Entries supplied
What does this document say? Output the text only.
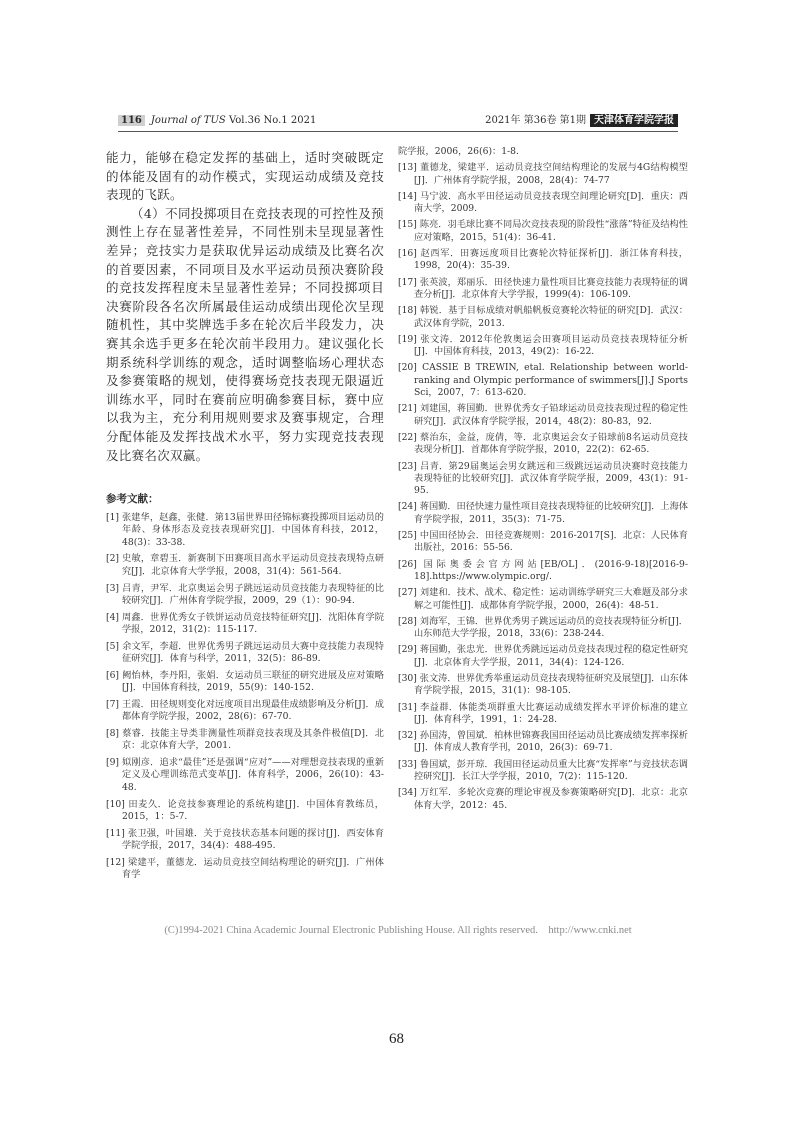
116 Journal of TUS Vol.36 No.1 2021	2021年 第36卷 第1期 天津体育学院学报

能力，能够在稳定发挥的基础上，适时突破既定的体能及固有的动作模式，实现运动成绩及竞技表现的飞跃。

（4）不同投掷项目在竞技表现的可控性及预测性上存在显著性差异，不同性别未呈现显著性差异；竞技实力是获取优异运动成绩及比赛名次的首要因素，不同项目及水平运动员预决赛阶段的竞技发挥程度未呈显著性差异；不同投掷项目决赛阶段各名次所属最佳运动成绩出现伦次呈现随机性，其中奖牌选手多在轮次后半段发力，决赛其余选手更多在轮次前半段用力。建议强化长期系统科学训练的观念，适时调整临场心理状态及参赛策略的规划，使得赛场竞技表现无限逼近训练水平，同时在赛前应明确参赛目标，赛中应以我为主，充分利用规则要求及赛事规定，合理分配体能及发挥技战术水平，努力实现竞技表现及比赛名次双赢。

参考文献：
[1] 张建华，赵鑫，张健．第13届世界田径锦标赛投掷项目运动员的年龄、身体形态及竞技表现研究[J]．中国体育科技，2012，48(3)：33-38.
[2] 史敏，章碧玉．新赛制下田赛项目高水平运动员竞技表现特点研究[J]．北京体育大学学报，2008，31(4)：561-564.
[3] 吕青，尹军．北京奥运会男子跳远运动员竞技能力表现特征的比较研究[J]．广州体育学院学报，2009，29（1）：90-94.
[4] 周鑫．世界优秀女子铁饼运动员竞技特征研究[J]．沈阳体育学院学报，2012，31(2)：115-117.
[5] 余文军，李超．世界优秀男子跳远运动员大赛中竞技能力表现特征研究[J]．体育与科学，2011，32(5)：86-89.
[6] 阙怡林，李丹阳，张娟．女运动员三联征的研究进展及应对策略[J]．中国体育科技，2019，55(9)：140-152.
[7] 王霞．田径规则变化对远度项目出现最佳成绩影响及分析[J]．成都体育学院学报，2002，28(6)：67-70.
[8] 蔡睿．技能主导类非测量性项群竞技表现及其条件极值[D]．北京：北京体育大学，2001.
[9] 姒刚彦．追求“最佳”还是强调“应对”——对理想竞技表现的重新定义及心理训练范式变革[J]．体育科学，2006，26(10)：43-48.
[10] 田麦久．论竞技参赛理论的系统构建[J]．中国体育教练员，2015，1：5-7.
[11] 张卫强，叶国雄．关于竞技状态基本问题的探讨[J]．西安体育学院学报，2017，34(4)：488-495.
[12] 梁建平，董德龙．运动员竞技空间结构理论的研究[J]．广州体育学
院学报，2006，26(6)：1-8.
[13] 董德龙，梁建平．运动员竞技空间结构理论的发展与4G结构模型[J]．广州体育学院学报，2008，28(4)：74-77
[14] 马宁波．高水平田径运动员竞技表现空间理论研究[D]．重庆：西南大学，2009.
[15] 陈亮．羽毛球比赛不同局次竞技表现的阶段性“涨落”特征及结构性应对策略，2015，51(4)：36-41.
[16] 赵西军．田赛远度项目比赛轮次特征探析[J]．浙江体育科技，1998，20(4)：35-39.
[17] 张英波，郑丽乐．田径快速力量性项目比赛竞技能力表现特征的调查分析[J]．北京体育大学学报，1999(4)：106-109.
[18] 韩锐．基于目标成绩对帆船帆板竞赛轮次特征的研究[D]．武汉：武汉体育学院，2013.
[19] 张文涛．2012年伦敦奥运会田赛项目运动员竞技表现特征分析[J]．中国体育科技，2013，49(2)：16-22.
[20] CASSIE B TREWIN, etal. Relationship between world-ranking and Olympic performance of swimmers[J].J Sports Sci，2007，7：613-620.
[21] 刘建国，蒋国勤．世界优秀女子铅球运动员竞技表现过程的稳定性研究[J]．武汉体育学院学报，2014，48(2)：80-83，92.
[22] 蔡治东，金益，庞倩，等．北京奥运会女子铅球前8名运动员竞技表现分析[J]．首都体育学院学报，2010，22(2)：62-65.
[23] 吕青．第29届奥运会男女跳远和三级跳远运动员决赛时竞技能力表现特征的比较研究[J]．武汉体育学院学报，2009，43(1)：91-95.
[24] 蒋国勤．田径快速力量性项目竞技表现特征的比较研究[J]．上海体育学院学报，2011，35(3)：71-75.
[25] 中国田径协会．田径竞赛规则：2016-2017[S]．北京：人民体育出版社，2016：55-56.
[26] 国际奥委会官方网站[EB/OL]．(2016-9-18)[2016-9-18].https://www.olympic.org/.
[27] 刘建和．技术、战术、稳定性：运动训练学研究三大难题及部分求解之可能性[J]．成都体育学院学报，2000，26(4)：48-51.
[28] 刘海军，王锦．世界优秀男子跳远运动员的竞技表现特征分析[J]．山东师范大学学报，2018，33(6)：238-244.
[29] 蒋国勤，张忠光．世界优秀跳远运动员竞技表现过程的稳定性研究[J]．北京体育大学学报，2011，34(4)：124-126.
[30] 张文涛．世界优秀举重运动员竞技表现特征研究及展望[J]．山东体育学院学报，2015，31(1)：98-105.
[31] 李益群．体能类项群重大比赛运动成绩发挥水平评价标准的建立[J]．体育科学，1991，1：24-28.
[32] 孙国涛，曾国斌．柏林世锦赛我国田径运动员比赛成绩发挥率探析[J]．体育成人教育学刊，2010，26(3)：69-71.
[33] 鲁国斌，彭开琼．我国田径运动员重大比赛“发挥率”与竞技状态调控研究[J]．长江大学学报，2010，7(2)：115-120.
[34] 万红军．多轮次竞赛的理论审视及参赛策略研究[D]．北京：北京体育大学，2012：45.
(C)1994-2021 China Academic Journal Electronic Publishing House. All rights reserved. http://www.cnki.net
68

What the task requires
Copy every line of the listing that contains the word "武汉体育学院学报".

Solution to this exercise
[21] 刘建国，蒋国勤．世界优秀女子铅球运动员竞技表现过程的稳定性研究[J]．武汉体育学院学报，2014，48(2)：80-83，92.
[23] 吕青．第29届奥运会男女跳远和三级跳远运动员决赛时竞技能力表现特征的比较研究[J]．武汉体育学院学报，2009，43(1)：91-95.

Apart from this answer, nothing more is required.